## WRITTEN PROBLEM
Copy out all lines where "release" appears.

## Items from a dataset
• • •

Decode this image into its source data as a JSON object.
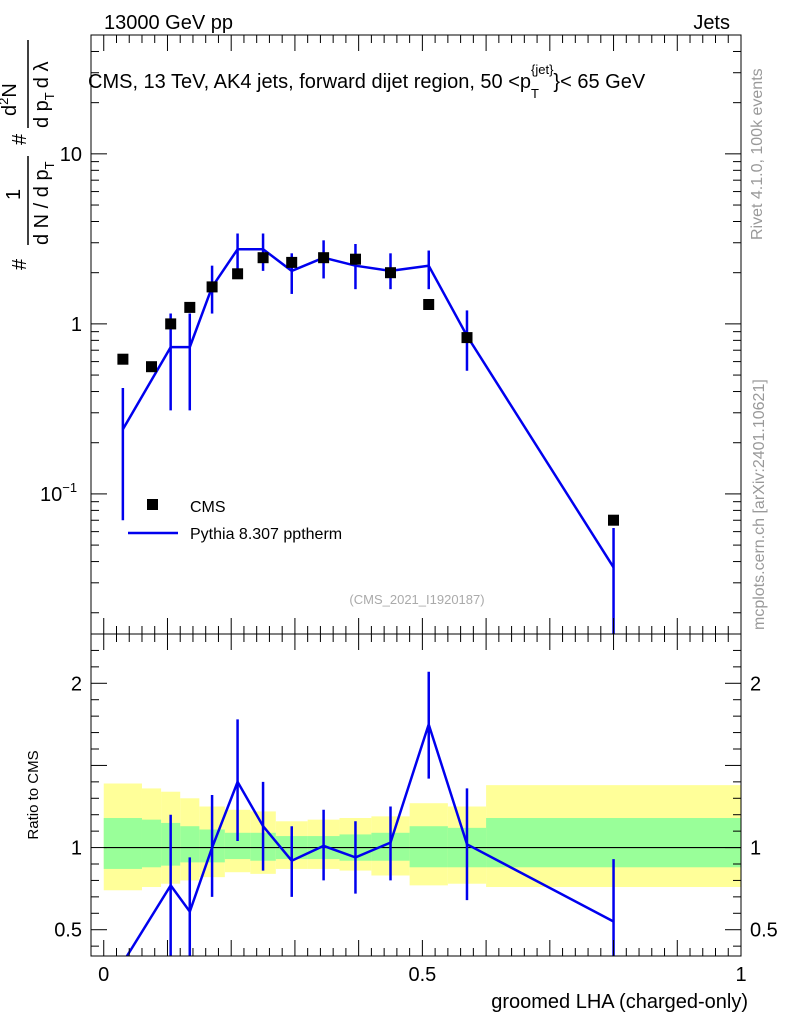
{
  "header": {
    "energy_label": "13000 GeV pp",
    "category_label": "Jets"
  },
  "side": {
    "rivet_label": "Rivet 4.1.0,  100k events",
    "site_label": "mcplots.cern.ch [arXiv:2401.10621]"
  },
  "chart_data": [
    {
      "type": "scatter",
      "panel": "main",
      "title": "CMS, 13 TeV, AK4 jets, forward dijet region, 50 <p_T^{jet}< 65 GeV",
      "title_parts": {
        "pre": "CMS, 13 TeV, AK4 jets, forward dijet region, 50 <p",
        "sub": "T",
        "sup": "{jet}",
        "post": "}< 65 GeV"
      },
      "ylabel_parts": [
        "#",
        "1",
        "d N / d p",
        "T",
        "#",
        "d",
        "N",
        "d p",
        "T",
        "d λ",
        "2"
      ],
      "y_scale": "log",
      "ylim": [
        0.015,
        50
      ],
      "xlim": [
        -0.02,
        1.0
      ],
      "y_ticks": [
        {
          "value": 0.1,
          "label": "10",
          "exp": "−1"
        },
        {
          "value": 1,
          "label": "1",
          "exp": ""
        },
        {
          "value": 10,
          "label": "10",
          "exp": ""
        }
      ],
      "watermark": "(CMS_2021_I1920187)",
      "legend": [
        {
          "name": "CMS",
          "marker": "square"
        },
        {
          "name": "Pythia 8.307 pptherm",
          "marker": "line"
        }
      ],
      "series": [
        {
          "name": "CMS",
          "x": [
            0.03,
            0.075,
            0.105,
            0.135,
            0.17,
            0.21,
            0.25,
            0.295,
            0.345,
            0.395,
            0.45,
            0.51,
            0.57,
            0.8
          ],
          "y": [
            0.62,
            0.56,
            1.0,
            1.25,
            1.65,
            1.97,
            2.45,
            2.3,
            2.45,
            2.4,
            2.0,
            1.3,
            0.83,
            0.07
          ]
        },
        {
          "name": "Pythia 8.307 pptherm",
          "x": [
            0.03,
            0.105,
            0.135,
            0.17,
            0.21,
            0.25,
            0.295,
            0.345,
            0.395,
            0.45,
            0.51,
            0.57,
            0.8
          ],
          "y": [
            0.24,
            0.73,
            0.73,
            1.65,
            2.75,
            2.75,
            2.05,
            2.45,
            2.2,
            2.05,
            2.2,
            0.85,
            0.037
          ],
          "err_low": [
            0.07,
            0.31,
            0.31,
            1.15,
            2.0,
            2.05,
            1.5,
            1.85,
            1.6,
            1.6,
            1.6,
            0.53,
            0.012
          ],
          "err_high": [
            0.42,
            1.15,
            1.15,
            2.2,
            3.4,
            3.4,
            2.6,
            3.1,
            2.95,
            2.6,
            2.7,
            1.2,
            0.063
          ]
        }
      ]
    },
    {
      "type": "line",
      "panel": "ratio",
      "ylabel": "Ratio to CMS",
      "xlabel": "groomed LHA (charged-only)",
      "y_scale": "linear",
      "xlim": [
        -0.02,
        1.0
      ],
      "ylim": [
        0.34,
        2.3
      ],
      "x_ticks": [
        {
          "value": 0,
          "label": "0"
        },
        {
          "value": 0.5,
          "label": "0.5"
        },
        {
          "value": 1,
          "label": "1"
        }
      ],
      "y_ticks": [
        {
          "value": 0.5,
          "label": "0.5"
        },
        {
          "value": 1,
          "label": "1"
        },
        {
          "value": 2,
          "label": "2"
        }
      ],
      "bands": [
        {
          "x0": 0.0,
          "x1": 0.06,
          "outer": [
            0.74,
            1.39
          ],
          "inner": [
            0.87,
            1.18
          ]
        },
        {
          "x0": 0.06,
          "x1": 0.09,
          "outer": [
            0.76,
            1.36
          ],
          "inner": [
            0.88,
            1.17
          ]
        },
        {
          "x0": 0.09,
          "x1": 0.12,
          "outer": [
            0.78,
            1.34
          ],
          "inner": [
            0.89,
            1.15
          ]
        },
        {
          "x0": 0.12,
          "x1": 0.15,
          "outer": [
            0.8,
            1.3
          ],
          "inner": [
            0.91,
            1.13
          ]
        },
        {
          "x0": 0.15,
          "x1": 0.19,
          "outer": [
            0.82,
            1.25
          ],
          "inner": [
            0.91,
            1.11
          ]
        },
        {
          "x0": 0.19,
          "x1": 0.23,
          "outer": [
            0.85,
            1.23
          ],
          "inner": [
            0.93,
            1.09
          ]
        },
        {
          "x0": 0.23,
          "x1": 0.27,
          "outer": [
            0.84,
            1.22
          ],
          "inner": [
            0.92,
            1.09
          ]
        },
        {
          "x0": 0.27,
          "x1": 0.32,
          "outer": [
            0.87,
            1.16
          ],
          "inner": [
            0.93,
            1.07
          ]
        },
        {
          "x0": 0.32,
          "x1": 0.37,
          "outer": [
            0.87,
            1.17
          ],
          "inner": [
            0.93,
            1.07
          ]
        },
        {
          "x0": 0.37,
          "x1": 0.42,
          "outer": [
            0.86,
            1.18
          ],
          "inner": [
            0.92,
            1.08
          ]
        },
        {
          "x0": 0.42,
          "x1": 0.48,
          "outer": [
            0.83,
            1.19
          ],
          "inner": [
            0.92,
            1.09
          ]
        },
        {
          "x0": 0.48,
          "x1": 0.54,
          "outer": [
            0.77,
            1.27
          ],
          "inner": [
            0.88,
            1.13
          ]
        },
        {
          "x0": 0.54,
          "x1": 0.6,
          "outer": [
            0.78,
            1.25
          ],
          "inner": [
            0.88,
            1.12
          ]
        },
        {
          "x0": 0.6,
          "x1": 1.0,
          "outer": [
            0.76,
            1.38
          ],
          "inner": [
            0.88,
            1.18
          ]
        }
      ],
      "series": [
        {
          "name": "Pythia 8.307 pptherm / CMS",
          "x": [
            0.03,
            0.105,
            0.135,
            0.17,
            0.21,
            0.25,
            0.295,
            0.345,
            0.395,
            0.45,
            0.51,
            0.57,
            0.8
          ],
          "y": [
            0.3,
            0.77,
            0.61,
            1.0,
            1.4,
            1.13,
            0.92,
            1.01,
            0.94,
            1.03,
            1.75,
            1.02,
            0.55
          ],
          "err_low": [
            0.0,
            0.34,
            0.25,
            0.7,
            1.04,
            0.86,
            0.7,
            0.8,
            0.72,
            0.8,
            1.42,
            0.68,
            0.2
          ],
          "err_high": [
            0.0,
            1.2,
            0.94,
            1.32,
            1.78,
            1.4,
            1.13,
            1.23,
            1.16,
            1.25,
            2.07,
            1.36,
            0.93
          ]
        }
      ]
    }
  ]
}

• • •

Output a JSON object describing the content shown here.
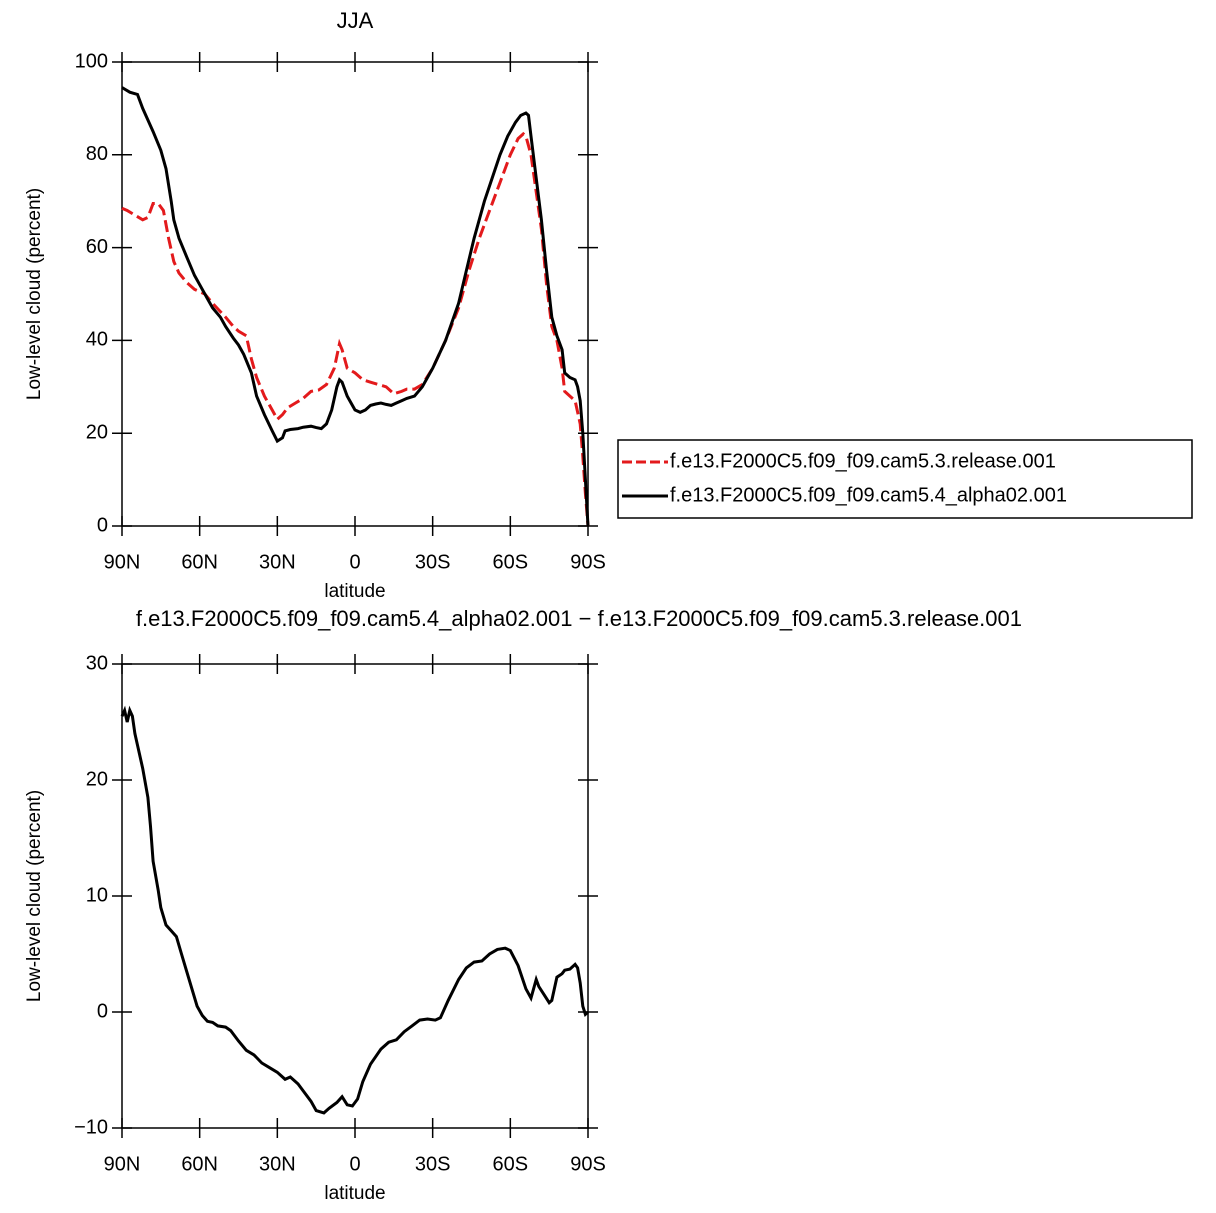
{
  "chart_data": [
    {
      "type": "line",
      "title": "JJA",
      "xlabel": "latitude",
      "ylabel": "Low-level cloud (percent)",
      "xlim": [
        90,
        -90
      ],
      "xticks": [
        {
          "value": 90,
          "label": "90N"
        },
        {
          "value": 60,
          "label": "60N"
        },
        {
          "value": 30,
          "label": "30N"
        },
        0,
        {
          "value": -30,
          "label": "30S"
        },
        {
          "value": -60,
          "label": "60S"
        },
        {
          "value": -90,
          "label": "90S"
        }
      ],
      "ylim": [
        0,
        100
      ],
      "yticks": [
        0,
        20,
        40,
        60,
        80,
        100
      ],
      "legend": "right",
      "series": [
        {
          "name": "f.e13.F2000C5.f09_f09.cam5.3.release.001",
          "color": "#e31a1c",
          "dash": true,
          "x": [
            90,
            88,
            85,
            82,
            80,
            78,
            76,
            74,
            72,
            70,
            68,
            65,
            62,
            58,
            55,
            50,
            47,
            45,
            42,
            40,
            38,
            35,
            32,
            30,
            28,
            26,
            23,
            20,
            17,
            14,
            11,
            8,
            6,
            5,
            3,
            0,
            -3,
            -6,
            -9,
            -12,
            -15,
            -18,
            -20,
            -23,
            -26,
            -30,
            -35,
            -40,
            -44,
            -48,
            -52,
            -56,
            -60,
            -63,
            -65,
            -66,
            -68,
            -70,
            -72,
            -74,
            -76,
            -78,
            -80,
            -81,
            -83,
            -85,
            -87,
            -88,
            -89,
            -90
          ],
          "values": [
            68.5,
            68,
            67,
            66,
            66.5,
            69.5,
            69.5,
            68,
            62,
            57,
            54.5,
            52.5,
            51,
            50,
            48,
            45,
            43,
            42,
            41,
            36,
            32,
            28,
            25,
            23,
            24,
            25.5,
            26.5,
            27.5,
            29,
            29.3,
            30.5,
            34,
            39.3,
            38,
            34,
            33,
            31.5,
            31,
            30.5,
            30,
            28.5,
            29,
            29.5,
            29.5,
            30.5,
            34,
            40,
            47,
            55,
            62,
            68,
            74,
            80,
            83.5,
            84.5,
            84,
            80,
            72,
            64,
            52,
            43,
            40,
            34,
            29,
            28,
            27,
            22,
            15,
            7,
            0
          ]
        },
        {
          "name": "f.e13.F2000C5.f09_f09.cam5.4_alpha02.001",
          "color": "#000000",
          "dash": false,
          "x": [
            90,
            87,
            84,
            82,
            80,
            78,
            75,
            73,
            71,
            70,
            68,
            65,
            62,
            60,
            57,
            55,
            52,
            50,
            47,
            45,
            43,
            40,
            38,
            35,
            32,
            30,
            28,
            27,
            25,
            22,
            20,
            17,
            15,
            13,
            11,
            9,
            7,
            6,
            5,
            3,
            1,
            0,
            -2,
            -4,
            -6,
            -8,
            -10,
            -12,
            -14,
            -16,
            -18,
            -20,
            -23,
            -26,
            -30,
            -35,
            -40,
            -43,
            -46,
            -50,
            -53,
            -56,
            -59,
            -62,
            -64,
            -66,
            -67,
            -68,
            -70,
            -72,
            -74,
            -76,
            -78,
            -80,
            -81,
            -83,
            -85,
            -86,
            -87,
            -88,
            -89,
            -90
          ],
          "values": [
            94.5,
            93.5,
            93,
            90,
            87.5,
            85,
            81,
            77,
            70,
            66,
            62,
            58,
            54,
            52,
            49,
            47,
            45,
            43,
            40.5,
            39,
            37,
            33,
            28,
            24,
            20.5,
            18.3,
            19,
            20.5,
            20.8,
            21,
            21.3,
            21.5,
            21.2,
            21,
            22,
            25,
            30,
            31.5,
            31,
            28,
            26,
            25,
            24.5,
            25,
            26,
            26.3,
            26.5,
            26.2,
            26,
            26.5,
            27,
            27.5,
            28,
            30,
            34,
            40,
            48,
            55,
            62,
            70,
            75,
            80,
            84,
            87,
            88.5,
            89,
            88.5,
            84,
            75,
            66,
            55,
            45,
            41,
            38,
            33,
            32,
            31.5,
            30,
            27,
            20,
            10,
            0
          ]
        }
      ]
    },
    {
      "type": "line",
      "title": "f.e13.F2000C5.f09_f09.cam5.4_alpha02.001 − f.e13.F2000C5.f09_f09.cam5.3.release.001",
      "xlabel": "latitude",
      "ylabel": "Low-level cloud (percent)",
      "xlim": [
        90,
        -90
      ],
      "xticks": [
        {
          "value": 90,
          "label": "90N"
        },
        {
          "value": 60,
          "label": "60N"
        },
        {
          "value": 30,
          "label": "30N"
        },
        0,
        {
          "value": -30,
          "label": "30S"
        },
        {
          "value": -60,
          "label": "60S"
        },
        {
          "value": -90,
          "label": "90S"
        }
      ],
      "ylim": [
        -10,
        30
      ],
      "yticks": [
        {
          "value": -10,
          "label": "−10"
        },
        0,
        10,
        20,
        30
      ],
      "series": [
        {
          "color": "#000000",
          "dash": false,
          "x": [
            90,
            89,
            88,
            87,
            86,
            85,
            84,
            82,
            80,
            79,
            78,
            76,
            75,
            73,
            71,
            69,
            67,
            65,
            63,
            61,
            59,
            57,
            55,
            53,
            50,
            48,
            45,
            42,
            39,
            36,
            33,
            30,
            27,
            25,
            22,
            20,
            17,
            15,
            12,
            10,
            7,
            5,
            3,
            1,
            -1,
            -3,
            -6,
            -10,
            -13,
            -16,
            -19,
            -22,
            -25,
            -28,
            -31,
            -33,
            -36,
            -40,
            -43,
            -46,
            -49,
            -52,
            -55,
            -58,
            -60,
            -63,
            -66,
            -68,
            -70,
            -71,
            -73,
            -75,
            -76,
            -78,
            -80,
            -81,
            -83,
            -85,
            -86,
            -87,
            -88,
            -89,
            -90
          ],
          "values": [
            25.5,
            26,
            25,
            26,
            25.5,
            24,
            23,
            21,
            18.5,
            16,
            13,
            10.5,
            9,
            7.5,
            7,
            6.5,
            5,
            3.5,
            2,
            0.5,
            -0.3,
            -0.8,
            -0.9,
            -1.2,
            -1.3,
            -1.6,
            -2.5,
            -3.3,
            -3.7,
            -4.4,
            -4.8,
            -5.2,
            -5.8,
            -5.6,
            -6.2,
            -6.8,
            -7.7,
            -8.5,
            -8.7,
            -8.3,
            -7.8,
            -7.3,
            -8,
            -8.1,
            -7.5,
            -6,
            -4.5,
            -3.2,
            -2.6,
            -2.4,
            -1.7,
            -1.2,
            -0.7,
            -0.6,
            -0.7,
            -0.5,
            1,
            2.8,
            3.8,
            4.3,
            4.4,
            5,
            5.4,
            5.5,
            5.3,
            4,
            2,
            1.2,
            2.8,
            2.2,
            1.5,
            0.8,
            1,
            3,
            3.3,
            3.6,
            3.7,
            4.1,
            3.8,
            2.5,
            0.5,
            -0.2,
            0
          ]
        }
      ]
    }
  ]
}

• • •

## EXPECTED ANSWER
          "name": "f.e13.F2000C5.f09_f09.cam5.3.release.001",
      "title": "f.e13.F2000C5.f09_f09.cam5.4_alpha02.001 − f.e13.F2000C5.f09_f09.cam5.3.release.001",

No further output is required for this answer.